→ **PROBLEM DETAILS**:
Select the lines below containing the word "value".

Start of DATA SHOWN

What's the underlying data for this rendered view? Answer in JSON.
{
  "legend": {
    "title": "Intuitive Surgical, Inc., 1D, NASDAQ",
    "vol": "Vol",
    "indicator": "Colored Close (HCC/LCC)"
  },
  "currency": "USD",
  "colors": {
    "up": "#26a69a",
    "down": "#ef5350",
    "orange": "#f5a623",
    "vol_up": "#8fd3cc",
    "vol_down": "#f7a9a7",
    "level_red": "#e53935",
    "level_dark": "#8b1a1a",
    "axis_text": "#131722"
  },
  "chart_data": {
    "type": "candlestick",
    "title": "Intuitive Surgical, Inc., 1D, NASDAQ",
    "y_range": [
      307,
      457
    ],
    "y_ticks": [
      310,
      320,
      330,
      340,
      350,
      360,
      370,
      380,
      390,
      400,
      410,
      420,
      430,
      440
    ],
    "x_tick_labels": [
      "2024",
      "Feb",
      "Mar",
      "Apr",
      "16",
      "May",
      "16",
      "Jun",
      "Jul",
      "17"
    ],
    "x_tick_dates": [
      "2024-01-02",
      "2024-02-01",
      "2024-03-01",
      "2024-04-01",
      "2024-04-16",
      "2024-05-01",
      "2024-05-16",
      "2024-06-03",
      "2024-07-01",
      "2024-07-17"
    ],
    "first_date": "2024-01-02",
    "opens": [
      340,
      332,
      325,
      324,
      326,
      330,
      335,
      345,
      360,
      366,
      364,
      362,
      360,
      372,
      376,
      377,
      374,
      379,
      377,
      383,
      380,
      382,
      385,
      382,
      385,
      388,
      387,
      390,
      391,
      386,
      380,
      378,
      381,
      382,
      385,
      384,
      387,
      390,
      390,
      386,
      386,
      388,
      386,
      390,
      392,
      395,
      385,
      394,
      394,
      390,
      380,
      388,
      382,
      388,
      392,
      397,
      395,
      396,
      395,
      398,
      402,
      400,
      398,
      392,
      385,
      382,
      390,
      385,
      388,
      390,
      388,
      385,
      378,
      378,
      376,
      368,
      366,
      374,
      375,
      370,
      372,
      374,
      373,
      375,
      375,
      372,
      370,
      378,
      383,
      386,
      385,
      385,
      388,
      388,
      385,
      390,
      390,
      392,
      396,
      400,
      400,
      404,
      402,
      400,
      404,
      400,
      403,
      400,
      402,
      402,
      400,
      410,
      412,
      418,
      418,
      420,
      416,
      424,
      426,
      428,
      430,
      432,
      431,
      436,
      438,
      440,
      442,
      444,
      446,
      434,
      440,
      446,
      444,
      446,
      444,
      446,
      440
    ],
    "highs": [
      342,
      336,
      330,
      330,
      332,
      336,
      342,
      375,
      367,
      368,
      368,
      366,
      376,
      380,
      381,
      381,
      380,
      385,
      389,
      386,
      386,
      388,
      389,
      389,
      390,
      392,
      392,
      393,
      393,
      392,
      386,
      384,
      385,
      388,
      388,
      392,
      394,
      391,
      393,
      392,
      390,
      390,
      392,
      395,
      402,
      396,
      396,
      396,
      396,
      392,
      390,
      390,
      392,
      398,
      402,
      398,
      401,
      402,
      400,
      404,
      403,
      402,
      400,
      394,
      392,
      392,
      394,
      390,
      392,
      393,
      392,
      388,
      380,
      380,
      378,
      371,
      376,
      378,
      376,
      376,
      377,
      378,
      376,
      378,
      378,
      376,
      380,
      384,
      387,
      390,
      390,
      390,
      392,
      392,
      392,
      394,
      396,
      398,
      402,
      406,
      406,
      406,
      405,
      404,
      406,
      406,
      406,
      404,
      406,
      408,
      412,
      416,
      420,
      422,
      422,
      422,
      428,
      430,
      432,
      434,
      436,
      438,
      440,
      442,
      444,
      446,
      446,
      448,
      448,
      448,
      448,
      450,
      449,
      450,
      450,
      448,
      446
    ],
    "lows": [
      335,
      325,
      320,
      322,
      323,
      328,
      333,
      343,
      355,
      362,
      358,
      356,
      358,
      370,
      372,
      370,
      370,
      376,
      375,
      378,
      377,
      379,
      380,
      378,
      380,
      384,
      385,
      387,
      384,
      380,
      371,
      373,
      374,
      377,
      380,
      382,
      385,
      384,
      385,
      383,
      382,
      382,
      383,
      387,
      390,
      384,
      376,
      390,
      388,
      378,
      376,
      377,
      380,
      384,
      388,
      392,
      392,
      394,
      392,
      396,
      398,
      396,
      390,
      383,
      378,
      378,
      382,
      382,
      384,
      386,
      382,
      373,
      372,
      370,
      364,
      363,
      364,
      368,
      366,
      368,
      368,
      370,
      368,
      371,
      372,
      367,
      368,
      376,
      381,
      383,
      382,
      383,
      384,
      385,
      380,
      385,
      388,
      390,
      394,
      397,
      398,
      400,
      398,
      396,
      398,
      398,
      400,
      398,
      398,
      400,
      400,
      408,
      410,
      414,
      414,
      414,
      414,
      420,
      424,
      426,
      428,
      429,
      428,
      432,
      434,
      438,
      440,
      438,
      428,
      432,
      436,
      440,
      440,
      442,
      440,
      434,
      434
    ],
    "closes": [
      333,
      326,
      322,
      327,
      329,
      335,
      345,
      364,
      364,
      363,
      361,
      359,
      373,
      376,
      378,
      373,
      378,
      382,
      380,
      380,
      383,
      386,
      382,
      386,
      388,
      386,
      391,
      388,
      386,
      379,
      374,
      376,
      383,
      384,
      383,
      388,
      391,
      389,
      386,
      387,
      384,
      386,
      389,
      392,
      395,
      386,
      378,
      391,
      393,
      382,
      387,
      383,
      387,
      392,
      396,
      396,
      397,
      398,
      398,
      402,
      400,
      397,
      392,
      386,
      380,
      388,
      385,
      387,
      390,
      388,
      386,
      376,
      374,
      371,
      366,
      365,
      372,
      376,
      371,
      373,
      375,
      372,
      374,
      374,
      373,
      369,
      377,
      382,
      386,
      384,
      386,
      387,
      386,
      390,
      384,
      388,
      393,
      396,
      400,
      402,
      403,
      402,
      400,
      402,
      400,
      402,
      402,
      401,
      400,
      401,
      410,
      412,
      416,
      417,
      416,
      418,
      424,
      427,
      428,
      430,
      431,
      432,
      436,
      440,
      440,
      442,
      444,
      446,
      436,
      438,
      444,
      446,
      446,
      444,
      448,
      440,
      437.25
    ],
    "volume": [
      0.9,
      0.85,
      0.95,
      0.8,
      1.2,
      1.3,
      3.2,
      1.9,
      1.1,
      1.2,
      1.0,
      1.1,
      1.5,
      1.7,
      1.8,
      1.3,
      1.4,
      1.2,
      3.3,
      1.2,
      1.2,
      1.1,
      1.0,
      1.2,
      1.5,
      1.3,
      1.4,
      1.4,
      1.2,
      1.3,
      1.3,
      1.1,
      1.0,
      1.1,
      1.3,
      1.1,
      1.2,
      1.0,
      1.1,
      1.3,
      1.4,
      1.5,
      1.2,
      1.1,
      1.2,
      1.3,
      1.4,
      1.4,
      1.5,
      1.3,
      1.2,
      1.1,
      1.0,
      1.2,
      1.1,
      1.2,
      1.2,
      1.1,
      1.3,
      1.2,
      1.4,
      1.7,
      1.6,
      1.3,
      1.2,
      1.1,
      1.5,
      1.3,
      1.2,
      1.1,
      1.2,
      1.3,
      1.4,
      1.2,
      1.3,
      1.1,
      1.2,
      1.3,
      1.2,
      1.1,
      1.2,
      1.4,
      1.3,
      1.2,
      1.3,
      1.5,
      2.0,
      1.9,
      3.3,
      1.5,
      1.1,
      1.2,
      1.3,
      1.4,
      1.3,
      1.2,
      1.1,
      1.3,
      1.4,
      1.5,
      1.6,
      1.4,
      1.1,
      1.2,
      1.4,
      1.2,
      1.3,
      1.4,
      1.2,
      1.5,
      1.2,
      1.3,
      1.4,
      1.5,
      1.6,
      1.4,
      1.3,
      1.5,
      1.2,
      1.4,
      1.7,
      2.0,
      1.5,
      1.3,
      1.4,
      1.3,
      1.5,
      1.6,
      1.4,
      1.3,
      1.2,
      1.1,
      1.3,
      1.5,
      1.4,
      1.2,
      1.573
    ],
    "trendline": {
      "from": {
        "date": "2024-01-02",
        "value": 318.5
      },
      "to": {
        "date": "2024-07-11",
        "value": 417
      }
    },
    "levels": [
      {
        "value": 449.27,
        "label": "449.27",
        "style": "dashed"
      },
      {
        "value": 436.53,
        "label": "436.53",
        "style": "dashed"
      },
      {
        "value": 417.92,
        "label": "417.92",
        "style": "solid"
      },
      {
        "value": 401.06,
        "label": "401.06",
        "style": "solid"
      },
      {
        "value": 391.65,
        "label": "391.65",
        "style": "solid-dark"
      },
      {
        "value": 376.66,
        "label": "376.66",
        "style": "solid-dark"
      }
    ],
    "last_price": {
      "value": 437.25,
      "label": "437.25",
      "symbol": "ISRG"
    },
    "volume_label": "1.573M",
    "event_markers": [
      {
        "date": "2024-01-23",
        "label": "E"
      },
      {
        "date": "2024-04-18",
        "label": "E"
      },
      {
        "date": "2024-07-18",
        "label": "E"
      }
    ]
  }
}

End of DATA SHOWN

→ **RESULT OF THIS TASK**:
        "value": 318.5
        "value": 417
        "value": 449.27,
        "value": 436.53,
        "value": 417.92,
        "value": 401.06,
        "value": 391.65,
        "value": 376.66,
      "value": 437.25,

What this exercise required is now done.